─── THE DATA ───

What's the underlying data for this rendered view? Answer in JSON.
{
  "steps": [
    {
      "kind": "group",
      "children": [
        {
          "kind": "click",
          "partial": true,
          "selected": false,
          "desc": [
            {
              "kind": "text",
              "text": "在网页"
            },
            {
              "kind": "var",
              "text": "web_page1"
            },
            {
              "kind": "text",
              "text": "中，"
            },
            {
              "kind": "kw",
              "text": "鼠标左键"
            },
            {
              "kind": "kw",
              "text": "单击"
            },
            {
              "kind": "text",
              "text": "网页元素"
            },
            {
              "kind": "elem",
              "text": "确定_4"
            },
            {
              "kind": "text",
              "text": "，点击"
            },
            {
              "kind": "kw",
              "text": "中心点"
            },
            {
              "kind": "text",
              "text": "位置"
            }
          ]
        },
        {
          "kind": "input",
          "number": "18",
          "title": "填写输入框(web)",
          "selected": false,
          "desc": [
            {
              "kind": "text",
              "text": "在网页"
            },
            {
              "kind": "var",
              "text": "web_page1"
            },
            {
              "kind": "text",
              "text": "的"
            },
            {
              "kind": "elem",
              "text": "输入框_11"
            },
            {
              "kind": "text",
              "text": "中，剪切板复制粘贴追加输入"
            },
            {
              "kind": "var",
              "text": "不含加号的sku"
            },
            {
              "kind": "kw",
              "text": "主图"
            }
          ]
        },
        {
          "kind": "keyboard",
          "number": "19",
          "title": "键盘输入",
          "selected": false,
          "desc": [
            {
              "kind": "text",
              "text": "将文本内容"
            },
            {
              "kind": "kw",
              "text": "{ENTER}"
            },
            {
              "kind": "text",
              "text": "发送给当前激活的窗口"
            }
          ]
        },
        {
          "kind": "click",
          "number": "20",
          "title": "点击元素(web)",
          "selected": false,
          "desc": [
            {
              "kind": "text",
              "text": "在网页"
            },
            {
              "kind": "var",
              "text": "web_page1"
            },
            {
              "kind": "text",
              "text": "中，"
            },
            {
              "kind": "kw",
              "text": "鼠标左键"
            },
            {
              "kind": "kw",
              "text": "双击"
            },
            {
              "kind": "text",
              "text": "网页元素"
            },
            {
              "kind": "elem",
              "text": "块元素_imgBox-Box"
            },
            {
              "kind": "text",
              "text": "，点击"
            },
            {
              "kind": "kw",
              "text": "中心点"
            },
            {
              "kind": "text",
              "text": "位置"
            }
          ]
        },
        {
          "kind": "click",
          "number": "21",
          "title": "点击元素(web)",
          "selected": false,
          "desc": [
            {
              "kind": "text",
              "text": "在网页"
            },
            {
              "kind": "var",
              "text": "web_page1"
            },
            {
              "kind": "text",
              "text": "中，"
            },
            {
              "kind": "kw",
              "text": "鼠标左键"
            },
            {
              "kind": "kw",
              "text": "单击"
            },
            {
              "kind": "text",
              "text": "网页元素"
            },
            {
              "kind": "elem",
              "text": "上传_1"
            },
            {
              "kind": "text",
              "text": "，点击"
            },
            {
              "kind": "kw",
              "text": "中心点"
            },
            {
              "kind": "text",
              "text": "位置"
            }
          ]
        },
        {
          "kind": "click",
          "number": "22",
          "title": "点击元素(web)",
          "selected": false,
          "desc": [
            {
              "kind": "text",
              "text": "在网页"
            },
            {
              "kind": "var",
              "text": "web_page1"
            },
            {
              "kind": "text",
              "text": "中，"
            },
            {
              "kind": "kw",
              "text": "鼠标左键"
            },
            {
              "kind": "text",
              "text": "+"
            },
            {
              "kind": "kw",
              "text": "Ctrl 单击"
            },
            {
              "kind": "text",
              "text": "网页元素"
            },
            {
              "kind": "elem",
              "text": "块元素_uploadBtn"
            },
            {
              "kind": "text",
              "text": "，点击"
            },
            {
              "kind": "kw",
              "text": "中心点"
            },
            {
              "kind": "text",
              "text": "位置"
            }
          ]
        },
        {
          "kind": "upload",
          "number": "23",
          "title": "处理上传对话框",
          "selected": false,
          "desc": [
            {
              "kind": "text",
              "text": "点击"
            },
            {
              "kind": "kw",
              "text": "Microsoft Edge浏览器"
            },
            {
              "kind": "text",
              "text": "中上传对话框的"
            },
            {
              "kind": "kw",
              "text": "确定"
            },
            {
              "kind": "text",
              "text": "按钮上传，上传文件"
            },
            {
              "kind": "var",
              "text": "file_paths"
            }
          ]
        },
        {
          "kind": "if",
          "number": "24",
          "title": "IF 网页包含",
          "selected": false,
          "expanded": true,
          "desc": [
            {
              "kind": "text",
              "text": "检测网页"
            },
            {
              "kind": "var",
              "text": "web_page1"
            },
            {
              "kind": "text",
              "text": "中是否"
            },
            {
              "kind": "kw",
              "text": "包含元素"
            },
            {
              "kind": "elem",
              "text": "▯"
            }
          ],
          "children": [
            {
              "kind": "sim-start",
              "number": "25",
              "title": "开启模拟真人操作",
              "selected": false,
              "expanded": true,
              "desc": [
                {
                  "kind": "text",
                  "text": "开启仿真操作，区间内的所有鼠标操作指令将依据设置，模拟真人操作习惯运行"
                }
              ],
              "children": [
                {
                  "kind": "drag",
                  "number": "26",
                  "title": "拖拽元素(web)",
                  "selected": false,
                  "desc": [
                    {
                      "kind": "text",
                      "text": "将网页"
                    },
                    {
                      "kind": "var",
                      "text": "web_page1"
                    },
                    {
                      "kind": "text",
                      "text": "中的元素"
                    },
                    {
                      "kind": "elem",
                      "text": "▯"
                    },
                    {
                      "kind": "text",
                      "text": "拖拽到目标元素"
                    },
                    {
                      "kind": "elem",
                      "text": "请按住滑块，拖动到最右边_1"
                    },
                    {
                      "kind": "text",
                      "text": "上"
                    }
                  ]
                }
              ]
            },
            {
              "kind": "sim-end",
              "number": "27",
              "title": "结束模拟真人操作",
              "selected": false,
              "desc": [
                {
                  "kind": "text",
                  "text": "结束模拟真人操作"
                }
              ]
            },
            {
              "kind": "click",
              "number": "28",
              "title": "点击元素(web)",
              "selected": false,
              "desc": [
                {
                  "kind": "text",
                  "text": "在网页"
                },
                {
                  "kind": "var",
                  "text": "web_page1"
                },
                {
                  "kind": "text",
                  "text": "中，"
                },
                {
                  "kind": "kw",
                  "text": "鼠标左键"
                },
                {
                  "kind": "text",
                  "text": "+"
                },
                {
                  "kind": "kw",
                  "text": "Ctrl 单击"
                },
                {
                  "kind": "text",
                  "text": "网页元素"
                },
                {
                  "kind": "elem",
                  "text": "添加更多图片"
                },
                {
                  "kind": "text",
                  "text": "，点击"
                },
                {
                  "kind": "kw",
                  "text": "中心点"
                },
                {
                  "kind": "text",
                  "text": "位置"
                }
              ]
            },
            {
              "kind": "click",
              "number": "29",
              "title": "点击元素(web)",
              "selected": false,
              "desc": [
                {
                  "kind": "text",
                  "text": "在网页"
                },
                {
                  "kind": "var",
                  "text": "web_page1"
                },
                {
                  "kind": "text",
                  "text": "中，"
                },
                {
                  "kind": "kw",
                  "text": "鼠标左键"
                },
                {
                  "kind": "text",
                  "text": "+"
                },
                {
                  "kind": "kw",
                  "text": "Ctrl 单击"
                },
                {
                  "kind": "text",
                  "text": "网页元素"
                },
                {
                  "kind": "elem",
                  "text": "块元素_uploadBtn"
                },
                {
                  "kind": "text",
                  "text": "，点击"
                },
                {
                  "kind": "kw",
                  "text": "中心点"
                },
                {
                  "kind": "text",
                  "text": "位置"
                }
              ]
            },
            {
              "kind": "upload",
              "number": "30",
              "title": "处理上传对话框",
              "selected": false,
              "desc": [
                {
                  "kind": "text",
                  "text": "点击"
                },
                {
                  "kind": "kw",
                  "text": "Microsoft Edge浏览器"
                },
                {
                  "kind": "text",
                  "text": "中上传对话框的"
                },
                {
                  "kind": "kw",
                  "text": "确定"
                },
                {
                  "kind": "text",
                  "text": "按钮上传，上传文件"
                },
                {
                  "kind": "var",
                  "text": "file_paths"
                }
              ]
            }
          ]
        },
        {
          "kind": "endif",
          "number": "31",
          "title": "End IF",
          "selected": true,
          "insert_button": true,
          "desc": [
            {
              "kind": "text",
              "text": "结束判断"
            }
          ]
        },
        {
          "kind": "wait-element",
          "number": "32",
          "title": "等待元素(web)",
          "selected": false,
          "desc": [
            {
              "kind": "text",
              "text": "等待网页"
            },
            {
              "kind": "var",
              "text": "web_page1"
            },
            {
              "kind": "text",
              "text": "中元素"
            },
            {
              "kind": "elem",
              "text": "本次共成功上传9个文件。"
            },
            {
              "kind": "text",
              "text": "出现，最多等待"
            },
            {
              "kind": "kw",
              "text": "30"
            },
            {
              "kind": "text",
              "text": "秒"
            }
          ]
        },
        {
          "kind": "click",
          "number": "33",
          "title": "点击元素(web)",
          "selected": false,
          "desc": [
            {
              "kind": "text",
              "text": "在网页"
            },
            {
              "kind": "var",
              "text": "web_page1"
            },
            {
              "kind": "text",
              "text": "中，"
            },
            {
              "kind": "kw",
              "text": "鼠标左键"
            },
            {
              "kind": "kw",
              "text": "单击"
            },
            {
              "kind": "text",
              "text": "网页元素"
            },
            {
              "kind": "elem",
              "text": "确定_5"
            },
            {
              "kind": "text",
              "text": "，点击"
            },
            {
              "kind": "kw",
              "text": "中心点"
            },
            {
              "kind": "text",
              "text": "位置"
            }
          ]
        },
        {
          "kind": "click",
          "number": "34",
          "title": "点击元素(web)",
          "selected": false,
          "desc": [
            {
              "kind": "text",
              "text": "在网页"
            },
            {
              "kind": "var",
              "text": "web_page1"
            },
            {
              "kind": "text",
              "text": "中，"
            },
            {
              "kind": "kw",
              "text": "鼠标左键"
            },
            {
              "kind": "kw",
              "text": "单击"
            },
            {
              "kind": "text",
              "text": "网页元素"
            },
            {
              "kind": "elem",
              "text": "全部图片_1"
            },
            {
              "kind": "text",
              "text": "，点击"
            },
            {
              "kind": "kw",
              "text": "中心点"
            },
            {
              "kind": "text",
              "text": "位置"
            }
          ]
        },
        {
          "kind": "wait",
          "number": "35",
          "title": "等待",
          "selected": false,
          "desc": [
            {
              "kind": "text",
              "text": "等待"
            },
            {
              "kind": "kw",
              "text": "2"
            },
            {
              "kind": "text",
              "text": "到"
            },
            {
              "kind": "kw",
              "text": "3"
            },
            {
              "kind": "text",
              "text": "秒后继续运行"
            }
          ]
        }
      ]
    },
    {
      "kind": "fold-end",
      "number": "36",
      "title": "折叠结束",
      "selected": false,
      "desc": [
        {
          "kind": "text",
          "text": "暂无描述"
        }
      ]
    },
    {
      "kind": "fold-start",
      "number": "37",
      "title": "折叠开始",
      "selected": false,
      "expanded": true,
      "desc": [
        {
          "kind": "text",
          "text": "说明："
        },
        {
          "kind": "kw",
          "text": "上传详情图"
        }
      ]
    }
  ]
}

───

» **TASK INSTRUCTIONS**
Point out every line holding the string "Microsoft" and copy it.

» **SOLUTION FOR THIS EXERCISE**
              "text": "Microsoft Edge浏览器"
                  "text": "Microsoft Edge浏览器"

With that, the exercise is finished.